■ Source text ■
__________________________________________________
DOMContentLoadedEnd is the point where all the DOMContentLoaded listeners finish executing. It is very rare for critical event listeners of a webpage to be installed before this point. Some of the firstInteractive definitions we experimented with fired too early for a small number of sites, because the definitions only looked at long tasks and network activity (and not at, say, how many event listeners are installed), and sometimes when there are no long tasks in the first 5-10 seconds of loading we fire FirstInteractive at FMP, when the sites are often not ready yet to handle user inputs. We found that if we take max(DOMContentLoadedEnd, firstInteractive) as the final firstInteractive value, the values returned to reasonable region. Waiting for DOMContentLoadedEnd to declare FirstInteractive is sensible, so all the definitions introduced below lower bound firstInteractive at DOMContentLoadedEnd.

(This is different from choosing DCL as the point where we start our forward search. For example, for the classic forward search firstInteractive, we can have a 5s quiet window after FMP where DCL fires somewhere in the middle of the window, and we will pick that DCL timestamp as firstInteractive. If there is a long task within 5s of DCL, starting the search window at DCL will yield a different firstInteractive result.)
__________________________________________________
■ Data shown ■

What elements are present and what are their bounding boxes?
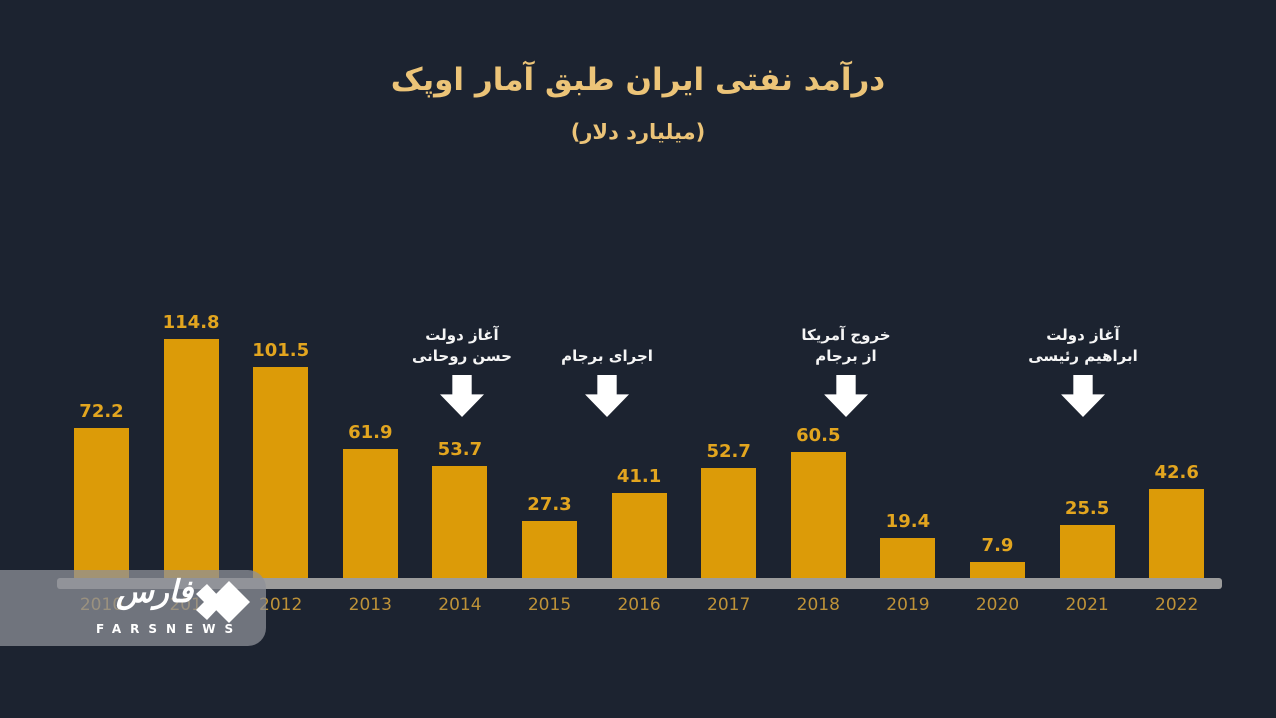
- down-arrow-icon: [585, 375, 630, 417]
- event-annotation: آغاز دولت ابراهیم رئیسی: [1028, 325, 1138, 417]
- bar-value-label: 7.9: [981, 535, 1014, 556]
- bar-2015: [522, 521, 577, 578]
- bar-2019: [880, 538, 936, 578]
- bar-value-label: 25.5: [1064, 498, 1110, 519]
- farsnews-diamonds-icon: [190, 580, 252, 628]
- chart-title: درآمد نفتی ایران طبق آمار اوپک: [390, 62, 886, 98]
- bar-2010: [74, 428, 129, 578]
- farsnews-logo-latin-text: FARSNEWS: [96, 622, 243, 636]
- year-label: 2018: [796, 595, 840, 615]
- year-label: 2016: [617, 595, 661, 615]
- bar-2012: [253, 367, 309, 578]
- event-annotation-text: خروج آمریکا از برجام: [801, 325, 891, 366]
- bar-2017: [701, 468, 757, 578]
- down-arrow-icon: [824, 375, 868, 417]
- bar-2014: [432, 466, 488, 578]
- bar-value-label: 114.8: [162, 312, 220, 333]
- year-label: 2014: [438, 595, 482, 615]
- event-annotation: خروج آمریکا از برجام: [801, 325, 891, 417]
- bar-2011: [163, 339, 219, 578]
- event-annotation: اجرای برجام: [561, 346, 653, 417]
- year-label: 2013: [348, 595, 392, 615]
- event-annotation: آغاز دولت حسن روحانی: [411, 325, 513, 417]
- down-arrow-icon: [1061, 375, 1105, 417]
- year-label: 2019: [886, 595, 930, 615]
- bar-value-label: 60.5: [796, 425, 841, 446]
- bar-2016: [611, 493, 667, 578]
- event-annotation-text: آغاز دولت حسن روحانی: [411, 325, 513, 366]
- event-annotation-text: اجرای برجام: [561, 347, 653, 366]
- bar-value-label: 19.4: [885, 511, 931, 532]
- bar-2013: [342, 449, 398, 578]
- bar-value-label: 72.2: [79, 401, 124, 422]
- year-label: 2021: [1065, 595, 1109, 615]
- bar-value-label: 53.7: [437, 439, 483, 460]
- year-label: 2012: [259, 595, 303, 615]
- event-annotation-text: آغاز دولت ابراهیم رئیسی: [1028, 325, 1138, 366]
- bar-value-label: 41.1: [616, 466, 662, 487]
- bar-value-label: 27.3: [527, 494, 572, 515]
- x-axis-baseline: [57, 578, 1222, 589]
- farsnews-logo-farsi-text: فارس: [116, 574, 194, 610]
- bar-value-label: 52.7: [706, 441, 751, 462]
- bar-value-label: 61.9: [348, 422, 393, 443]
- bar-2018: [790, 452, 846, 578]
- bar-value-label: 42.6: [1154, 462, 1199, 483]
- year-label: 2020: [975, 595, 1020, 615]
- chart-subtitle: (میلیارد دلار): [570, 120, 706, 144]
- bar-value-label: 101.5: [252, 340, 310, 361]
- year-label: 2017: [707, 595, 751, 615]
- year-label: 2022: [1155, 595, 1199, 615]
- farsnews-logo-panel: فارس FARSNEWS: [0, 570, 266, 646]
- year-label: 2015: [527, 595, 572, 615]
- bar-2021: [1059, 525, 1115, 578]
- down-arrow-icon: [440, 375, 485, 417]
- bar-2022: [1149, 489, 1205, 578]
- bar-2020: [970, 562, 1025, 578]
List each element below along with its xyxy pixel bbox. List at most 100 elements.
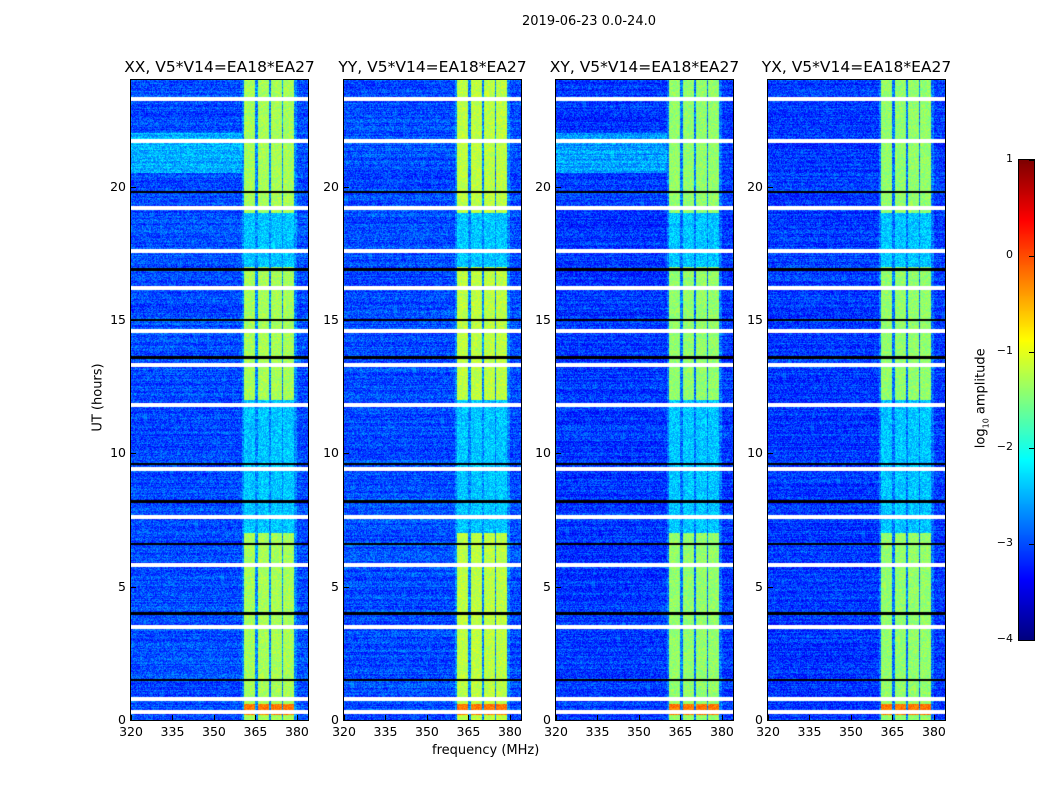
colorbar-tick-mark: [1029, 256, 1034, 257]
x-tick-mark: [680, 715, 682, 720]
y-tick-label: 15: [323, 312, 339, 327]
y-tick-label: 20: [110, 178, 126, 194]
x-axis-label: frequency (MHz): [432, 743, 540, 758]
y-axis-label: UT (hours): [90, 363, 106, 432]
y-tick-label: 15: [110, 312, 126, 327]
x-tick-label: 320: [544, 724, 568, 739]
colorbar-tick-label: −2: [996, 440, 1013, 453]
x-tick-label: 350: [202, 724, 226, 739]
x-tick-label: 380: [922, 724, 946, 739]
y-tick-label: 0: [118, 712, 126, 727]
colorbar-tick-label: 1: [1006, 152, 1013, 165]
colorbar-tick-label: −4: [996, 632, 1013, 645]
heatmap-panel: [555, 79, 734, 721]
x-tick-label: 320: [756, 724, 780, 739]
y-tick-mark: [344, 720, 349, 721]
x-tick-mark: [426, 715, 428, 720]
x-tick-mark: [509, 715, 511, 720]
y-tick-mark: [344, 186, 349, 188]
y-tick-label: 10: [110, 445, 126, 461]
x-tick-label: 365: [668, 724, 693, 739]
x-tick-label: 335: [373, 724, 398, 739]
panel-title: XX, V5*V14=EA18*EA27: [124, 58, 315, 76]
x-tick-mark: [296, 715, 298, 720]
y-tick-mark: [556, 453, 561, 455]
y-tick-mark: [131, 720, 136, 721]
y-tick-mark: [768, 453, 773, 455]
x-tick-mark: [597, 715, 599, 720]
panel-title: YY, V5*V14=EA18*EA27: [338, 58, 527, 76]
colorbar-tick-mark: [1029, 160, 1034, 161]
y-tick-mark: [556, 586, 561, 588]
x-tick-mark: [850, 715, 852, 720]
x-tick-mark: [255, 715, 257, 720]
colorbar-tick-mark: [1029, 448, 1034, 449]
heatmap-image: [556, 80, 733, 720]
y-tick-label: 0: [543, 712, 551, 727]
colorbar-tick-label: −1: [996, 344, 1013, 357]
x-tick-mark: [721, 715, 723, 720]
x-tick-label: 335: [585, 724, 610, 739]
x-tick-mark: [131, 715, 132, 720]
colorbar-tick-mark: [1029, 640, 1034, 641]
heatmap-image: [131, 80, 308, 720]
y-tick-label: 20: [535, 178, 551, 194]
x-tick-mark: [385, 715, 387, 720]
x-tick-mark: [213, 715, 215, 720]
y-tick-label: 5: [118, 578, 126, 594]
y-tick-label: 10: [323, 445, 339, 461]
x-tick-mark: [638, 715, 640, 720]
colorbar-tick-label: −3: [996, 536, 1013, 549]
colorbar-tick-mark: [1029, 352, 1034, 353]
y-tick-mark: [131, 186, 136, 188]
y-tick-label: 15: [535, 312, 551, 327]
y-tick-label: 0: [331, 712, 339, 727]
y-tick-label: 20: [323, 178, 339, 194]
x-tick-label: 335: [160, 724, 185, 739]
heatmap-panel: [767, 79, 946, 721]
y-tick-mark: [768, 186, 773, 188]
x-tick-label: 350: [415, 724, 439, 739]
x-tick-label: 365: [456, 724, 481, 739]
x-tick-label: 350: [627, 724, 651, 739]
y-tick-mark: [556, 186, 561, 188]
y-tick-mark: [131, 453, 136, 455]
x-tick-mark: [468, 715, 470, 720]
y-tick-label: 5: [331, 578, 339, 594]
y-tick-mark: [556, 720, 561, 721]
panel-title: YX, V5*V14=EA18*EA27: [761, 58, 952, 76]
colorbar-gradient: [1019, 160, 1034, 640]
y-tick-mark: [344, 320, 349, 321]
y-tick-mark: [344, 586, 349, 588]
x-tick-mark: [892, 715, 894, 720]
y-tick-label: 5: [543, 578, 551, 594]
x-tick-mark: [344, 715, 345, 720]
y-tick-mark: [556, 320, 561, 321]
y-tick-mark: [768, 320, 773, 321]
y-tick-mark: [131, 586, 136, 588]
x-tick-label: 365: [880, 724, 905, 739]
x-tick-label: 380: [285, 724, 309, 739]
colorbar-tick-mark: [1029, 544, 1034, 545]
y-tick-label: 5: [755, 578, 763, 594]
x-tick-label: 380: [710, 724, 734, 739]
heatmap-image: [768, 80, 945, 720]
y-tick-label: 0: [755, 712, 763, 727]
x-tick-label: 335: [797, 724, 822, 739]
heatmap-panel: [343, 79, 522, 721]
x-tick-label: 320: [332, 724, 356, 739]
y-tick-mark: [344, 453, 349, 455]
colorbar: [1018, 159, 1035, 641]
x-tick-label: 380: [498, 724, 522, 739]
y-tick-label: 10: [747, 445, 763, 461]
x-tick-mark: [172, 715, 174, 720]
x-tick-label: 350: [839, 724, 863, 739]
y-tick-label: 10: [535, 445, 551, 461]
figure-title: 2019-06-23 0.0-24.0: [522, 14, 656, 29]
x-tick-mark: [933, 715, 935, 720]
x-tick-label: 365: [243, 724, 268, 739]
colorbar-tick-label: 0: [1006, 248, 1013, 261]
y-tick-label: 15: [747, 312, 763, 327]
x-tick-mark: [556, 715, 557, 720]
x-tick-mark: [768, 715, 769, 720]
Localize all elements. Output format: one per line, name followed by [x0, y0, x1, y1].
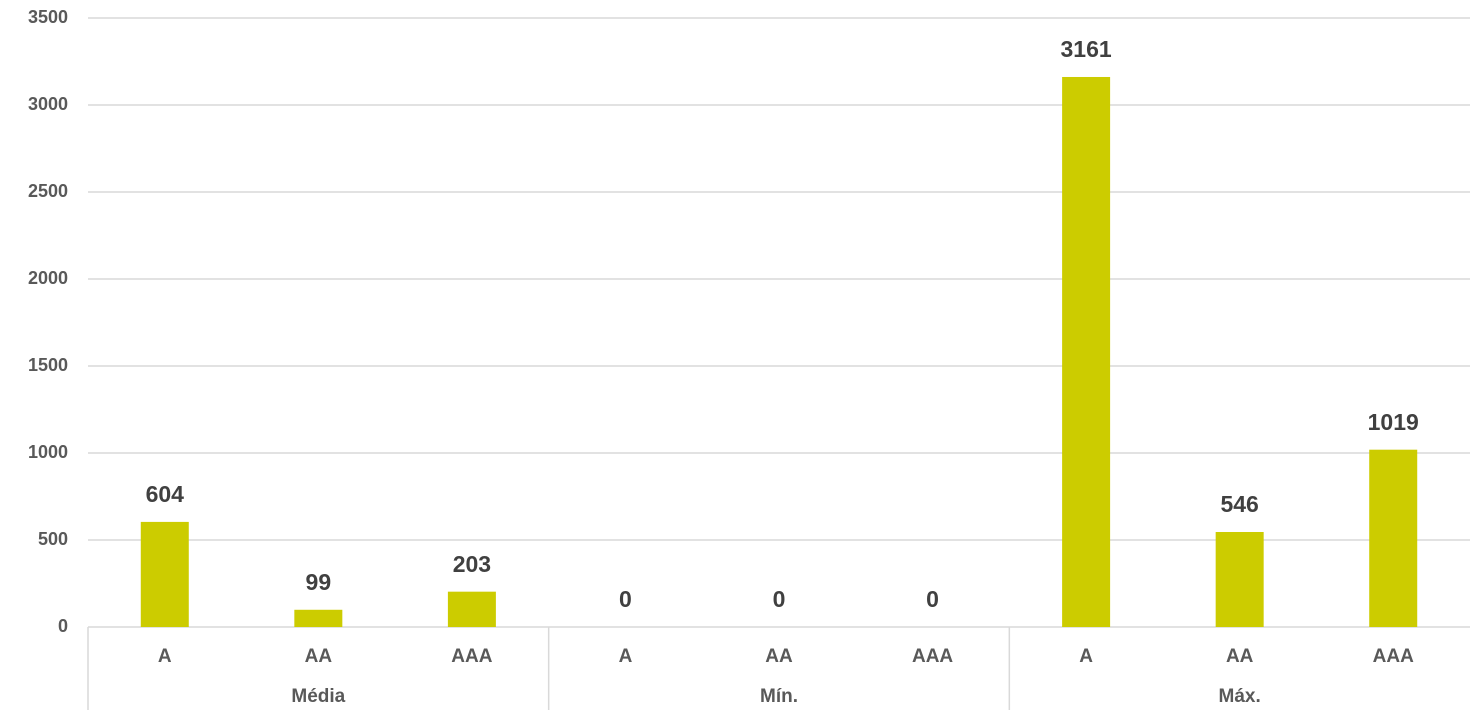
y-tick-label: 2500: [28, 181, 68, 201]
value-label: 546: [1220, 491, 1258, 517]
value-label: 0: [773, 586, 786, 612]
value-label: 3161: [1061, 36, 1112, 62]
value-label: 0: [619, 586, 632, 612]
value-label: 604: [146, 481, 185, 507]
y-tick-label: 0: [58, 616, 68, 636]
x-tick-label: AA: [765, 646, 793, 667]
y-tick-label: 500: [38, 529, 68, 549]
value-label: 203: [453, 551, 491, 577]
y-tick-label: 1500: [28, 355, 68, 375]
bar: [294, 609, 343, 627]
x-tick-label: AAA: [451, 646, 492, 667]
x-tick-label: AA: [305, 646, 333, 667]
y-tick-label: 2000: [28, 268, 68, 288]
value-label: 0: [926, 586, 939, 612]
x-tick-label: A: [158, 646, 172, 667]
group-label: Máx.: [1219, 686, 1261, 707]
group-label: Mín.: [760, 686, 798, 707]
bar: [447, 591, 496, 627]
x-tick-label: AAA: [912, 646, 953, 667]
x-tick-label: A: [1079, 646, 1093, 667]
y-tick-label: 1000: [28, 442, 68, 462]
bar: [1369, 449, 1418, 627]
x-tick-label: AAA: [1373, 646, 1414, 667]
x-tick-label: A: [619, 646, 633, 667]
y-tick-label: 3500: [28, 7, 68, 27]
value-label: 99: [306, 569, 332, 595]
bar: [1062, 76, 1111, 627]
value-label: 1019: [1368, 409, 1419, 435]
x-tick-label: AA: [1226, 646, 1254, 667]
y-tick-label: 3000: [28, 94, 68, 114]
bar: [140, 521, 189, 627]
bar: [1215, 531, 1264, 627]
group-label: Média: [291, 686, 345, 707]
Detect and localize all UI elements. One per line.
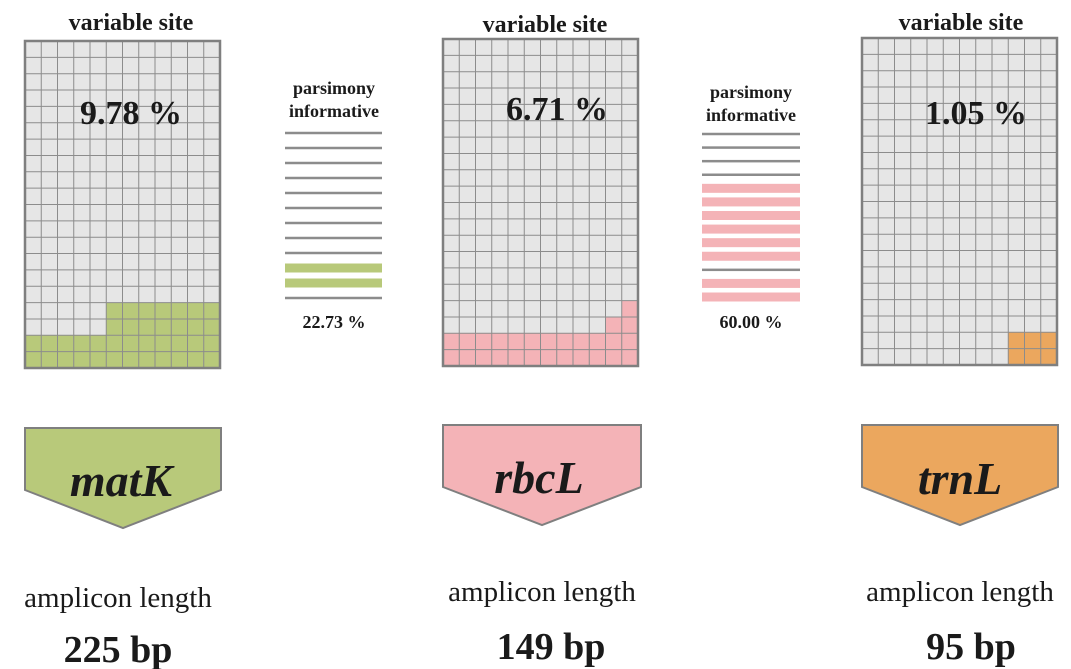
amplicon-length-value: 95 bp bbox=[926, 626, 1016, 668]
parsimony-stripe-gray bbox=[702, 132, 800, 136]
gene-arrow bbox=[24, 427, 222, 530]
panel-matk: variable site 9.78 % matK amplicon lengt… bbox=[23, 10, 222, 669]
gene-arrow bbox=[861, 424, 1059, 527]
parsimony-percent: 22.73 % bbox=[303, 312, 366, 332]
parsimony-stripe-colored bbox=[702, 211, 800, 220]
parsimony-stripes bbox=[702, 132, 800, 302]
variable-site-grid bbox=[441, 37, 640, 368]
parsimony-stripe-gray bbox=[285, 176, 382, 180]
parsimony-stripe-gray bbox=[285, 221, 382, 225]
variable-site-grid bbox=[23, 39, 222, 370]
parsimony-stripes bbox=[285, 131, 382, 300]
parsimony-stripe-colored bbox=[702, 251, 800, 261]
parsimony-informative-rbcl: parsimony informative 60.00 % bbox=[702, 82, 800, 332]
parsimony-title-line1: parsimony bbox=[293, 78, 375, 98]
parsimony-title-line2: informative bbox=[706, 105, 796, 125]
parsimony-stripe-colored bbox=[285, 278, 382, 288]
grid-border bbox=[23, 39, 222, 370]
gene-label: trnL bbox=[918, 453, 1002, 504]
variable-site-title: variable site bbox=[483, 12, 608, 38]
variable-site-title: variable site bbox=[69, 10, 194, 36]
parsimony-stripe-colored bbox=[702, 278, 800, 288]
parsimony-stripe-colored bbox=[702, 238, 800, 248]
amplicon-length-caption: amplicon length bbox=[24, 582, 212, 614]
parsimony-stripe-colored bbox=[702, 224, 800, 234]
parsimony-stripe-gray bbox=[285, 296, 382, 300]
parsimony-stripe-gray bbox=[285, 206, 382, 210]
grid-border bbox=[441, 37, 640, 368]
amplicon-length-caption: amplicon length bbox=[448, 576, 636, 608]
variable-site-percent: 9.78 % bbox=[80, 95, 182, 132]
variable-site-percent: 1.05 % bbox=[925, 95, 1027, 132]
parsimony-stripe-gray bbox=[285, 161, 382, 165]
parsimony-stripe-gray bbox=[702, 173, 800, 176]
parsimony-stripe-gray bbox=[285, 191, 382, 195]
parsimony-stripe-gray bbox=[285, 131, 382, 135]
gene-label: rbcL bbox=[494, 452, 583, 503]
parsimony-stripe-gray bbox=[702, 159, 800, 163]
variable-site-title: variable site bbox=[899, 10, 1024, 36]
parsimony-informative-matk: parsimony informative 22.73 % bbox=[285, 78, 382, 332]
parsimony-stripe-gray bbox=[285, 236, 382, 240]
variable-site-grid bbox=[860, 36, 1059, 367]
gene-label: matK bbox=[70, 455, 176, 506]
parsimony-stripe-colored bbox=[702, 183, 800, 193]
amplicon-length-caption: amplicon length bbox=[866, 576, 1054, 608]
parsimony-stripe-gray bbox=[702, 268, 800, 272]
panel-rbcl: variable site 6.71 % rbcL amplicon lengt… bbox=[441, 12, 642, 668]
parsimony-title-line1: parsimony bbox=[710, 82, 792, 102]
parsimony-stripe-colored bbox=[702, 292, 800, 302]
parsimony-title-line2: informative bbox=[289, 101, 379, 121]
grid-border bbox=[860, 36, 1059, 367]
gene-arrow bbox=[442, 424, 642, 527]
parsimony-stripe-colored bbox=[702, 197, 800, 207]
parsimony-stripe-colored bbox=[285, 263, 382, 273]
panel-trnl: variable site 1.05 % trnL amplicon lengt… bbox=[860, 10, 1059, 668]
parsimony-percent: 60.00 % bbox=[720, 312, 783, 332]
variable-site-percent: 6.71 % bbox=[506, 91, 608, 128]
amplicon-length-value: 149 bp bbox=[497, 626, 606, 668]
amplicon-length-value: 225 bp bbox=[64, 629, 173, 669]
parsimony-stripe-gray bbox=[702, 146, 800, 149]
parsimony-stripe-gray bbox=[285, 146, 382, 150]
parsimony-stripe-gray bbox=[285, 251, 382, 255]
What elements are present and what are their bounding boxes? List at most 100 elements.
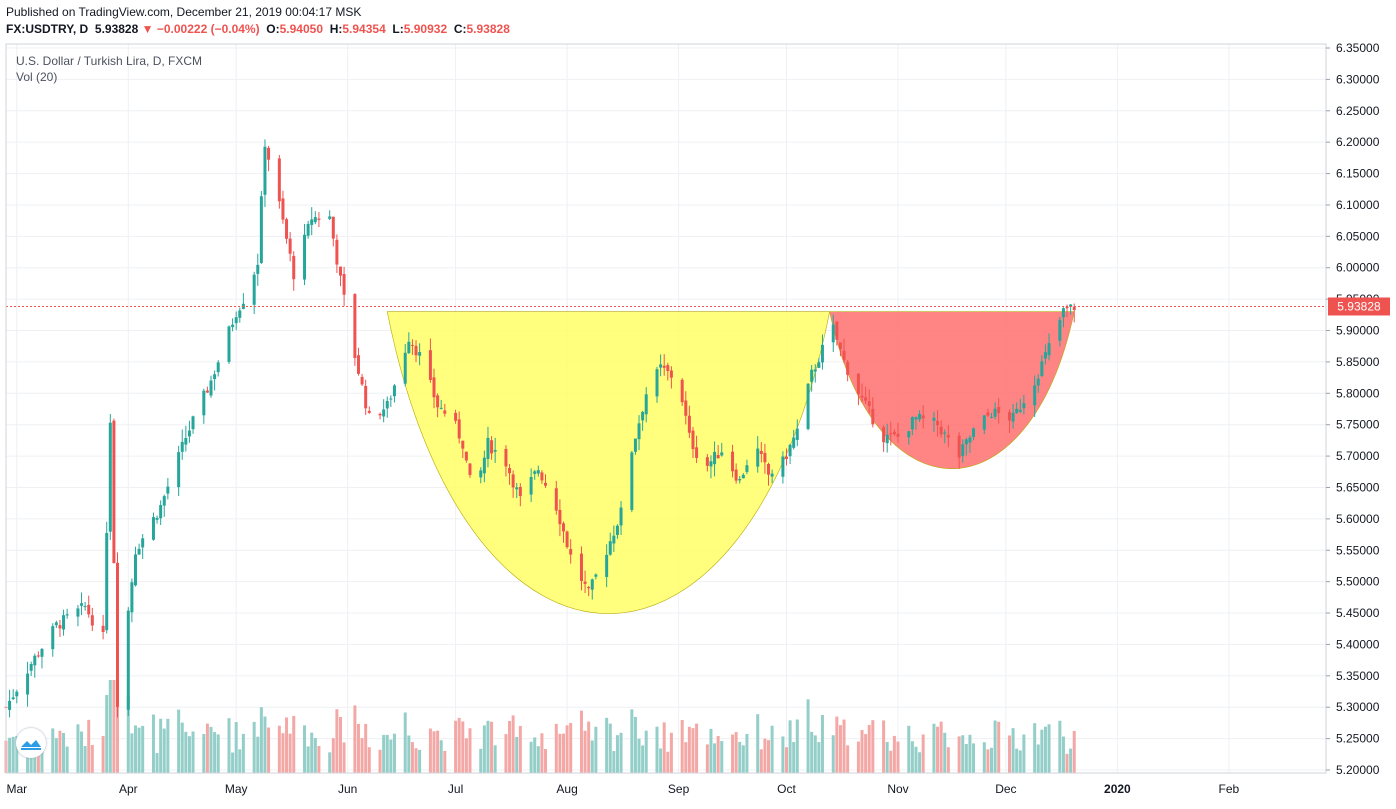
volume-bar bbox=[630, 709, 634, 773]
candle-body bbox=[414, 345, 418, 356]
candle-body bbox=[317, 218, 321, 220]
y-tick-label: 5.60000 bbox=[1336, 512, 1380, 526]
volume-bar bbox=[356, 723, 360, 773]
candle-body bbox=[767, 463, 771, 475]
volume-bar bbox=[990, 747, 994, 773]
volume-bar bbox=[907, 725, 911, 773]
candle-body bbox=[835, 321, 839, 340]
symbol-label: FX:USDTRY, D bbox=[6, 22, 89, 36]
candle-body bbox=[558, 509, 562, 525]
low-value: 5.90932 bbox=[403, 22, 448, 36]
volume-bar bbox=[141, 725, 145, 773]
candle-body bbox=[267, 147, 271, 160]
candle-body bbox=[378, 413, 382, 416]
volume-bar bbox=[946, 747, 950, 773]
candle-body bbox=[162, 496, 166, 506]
__________________________________________________
■ Do this ■
Write the next part of the passage on the firstInteractive metric, starting right after its final sentence. The data stands apart from the passage on the firstInteractive metric.

■ Answer to this problem ■
Definition 1: Forward Search for five seconds with no long task

The classic forward search definition, where we look for a 5s window of no tasks longer than 50ms, is a very decent candidate for First Interactive.

Results:

25/25 sites reasonable, after clamping at DCL
Total delta: 46830.87. Delta breakdown per site. Original traces available here.

Definition 2: Proportional leniency

The constant window size of 5 seconds in the previous definition was arbitrary. Near FMP, this 5 second window makes sense - lots of scripts are still being downloaded and we need a somewhat long window to say with confidence that all the critical js to make the page interactive has executed already. Our goal with First Interactive is to detect the point where the initial flurry of loading activity to get a page minimally interactive is done, and 15 seconds after FMP, having a 3 second quiet window is a good enough signal for that.

To obtain Definition 2, we therefore modify Definition 1 so that the required size of window gradually shrinks the further away we are from FMP, but never drops below 1s. For the curve we chose, the required window size falls at a rate such that it’s 3s when we are 15s away from FMP.

In more precise terms, the required window size is now f(t) instead of being a constant, where t is the time between the start of the window and FMP. We model f(t) as a negative exponential function - f(0) is 5s, f(15) is 3s, and as t → ∞, f(t) → 1. Working out the math, we approximately get f(t) = 4 * e^(-0.045 * t) + 1.

Results for Definition 2:

25/25 sites reasonable, after clamping at DCL
Total delta: 59568.44. Delta breakdown per site. Original traces available here.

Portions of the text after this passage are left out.